Exercise ::
Your task is to count the lines of the entries below that include the word "here" and to give only the resulting number.

___ Provided records

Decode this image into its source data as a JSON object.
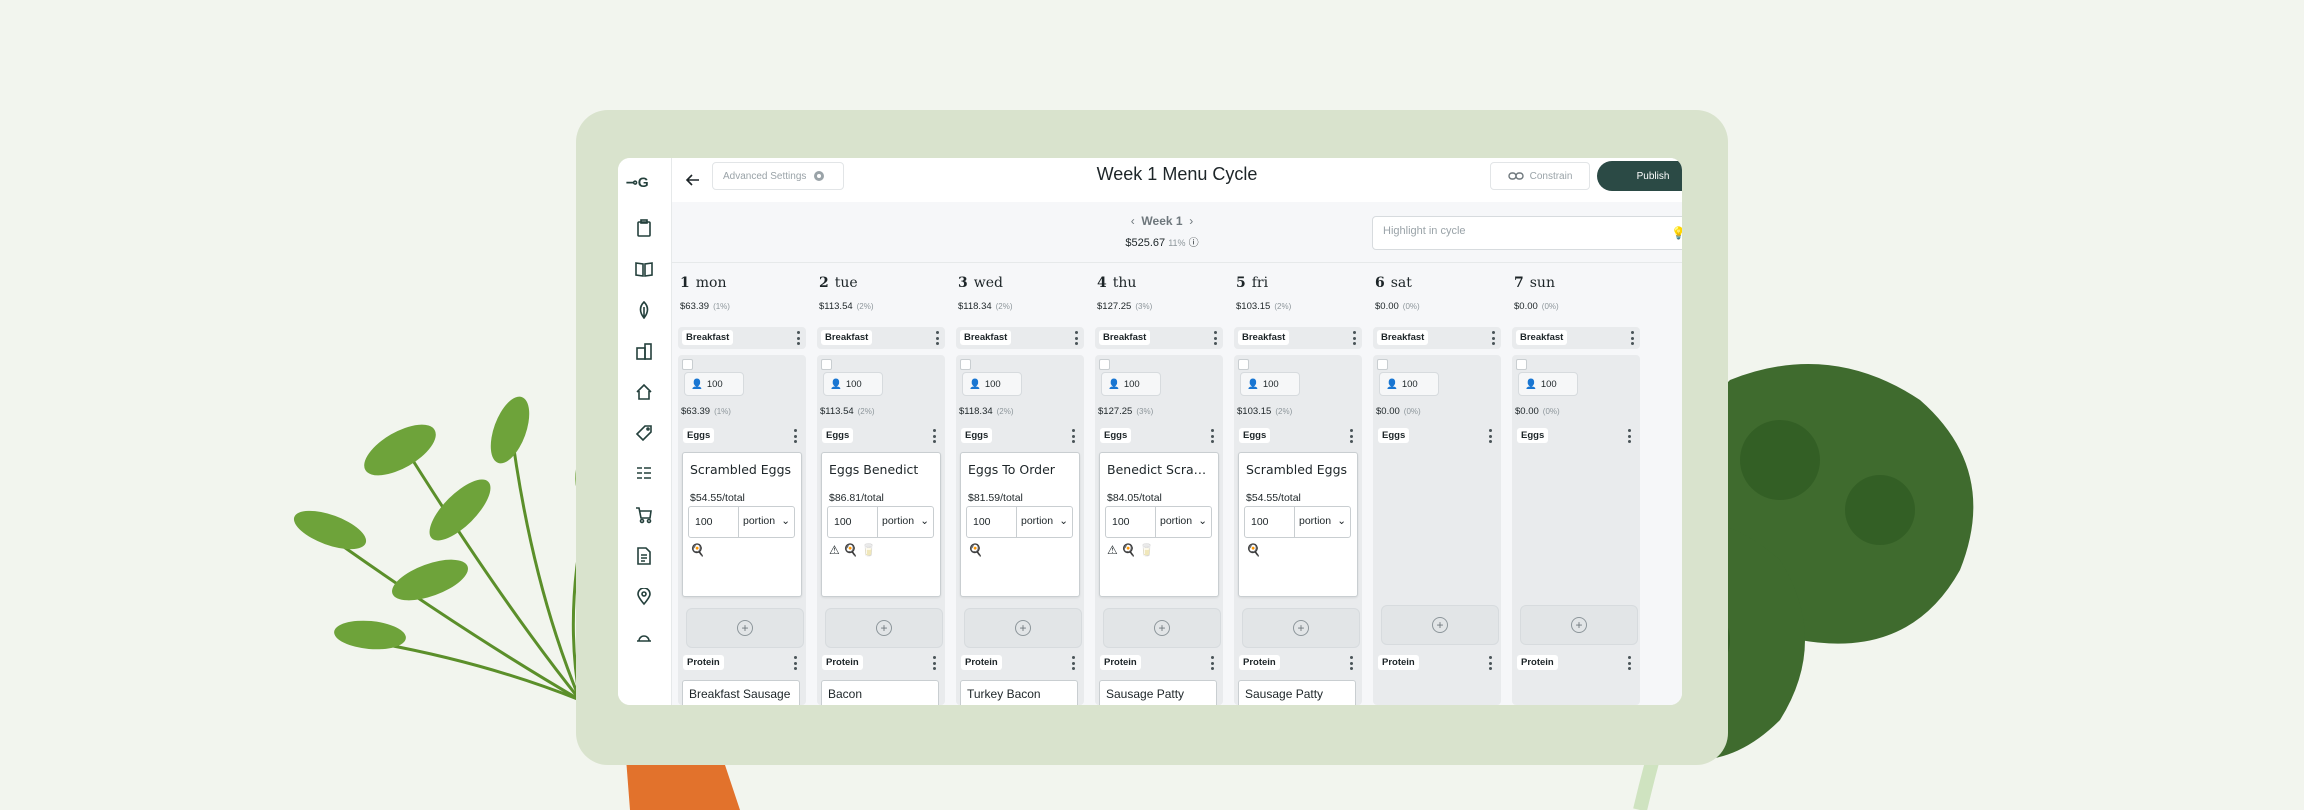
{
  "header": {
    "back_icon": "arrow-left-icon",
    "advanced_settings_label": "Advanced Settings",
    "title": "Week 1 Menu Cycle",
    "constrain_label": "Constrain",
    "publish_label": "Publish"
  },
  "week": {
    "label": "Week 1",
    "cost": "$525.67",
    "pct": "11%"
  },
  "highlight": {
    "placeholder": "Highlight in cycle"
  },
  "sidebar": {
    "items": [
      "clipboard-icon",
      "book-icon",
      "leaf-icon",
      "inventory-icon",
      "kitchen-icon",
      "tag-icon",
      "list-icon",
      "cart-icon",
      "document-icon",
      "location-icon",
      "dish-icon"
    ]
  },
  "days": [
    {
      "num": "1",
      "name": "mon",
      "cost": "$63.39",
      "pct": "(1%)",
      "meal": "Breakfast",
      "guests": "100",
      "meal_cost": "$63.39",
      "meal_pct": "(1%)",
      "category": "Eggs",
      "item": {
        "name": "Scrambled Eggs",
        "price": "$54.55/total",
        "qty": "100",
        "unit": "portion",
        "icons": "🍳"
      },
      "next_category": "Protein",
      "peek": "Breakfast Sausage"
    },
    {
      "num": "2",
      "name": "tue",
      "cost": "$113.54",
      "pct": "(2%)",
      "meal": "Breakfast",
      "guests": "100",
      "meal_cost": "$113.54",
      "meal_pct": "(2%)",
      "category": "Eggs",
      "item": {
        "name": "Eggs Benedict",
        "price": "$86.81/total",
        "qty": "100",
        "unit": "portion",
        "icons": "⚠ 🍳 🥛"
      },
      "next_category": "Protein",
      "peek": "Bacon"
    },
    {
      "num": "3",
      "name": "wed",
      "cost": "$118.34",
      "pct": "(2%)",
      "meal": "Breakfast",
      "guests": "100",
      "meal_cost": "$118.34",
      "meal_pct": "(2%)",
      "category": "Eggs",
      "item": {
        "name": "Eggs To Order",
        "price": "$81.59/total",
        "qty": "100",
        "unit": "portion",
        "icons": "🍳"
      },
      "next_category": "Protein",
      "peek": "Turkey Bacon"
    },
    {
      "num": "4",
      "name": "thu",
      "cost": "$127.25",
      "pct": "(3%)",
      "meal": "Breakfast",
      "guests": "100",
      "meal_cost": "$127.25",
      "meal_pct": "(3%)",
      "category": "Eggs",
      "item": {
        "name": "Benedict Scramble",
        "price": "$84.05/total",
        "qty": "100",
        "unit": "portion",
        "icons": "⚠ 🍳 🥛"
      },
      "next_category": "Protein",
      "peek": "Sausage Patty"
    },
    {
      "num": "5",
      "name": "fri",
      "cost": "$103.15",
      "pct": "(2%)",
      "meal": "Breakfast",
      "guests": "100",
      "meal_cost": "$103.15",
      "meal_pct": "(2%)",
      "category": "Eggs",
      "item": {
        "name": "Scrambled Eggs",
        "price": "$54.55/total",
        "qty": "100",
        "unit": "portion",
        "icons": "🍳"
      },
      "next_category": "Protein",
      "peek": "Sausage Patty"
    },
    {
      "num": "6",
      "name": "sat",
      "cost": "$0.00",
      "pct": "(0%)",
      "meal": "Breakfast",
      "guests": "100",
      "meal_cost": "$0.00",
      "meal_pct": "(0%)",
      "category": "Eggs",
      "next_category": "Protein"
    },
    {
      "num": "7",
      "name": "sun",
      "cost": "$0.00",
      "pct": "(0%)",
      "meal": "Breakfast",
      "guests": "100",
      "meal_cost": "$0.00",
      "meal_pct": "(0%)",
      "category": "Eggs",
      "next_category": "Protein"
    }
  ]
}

______
___ Provided records

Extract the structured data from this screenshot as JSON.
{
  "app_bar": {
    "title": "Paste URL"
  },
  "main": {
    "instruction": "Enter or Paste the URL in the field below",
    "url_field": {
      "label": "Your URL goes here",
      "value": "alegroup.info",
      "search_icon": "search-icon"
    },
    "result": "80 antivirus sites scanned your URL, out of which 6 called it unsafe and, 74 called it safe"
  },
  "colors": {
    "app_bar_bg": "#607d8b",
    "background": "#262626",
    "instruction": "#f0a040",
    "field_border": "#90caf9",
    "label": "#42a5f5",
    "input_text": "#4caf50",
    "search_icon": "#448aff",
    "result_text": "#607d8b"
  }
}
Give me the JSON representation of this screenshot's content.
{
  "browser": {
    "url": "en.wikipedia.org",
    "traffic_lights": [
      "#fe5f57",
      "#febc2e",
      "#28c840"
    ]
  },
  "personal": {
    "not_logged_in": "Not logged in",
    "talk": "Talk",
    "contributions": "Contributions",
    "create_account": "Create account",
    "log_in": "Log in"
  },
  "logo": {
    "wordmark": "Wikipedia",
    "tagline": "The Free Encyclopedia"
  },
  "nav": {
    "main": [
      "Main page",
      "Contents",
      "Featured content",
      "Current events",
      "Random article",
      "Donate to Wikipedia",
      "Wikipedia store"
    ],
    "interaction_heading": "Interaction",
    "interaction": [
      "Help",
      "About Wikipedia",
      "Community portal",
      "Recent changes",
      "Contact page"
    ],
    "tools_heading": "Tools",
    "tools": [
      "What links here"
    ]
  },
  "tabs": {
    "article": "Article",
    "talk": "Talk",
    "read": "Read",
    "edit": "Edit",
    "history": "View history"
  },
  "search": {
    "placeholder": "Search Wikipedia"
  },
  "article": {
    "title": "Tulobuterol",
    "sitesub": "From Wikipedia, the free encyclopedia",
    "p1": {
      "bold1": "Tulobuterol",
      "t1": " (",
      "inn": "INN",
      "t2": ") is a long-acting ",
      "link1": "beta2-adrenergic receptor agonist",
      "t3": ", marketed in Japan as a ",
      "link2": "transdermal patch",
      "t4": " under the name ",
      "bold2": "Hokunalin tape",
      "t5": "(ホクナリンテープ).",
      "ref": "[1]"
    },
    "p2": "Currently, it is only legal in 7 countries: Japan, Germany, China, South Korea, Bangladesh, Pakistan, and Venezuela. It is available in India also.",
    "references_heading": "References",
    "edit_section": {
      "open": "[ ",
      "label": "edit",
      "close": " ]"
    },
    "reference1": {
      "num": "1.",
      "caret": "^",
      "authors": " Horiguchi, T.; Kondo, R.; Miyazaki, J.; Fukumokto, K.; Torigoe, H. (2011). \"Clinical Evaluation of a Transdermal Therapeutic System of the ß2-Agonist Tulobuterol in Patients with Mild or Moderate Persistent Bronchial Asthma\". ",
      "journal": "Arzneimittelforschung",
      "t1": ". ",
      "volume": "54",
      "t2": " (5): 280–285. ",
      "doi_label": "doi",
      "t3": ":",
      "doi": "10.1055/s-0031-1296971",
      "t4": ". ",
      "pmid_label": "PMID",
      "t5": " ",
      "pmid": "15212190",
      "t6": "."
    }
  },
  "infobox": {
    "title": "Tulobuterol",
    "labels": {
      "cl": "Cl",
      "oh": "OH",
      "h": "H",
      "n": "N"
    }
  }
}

______

Response ::
2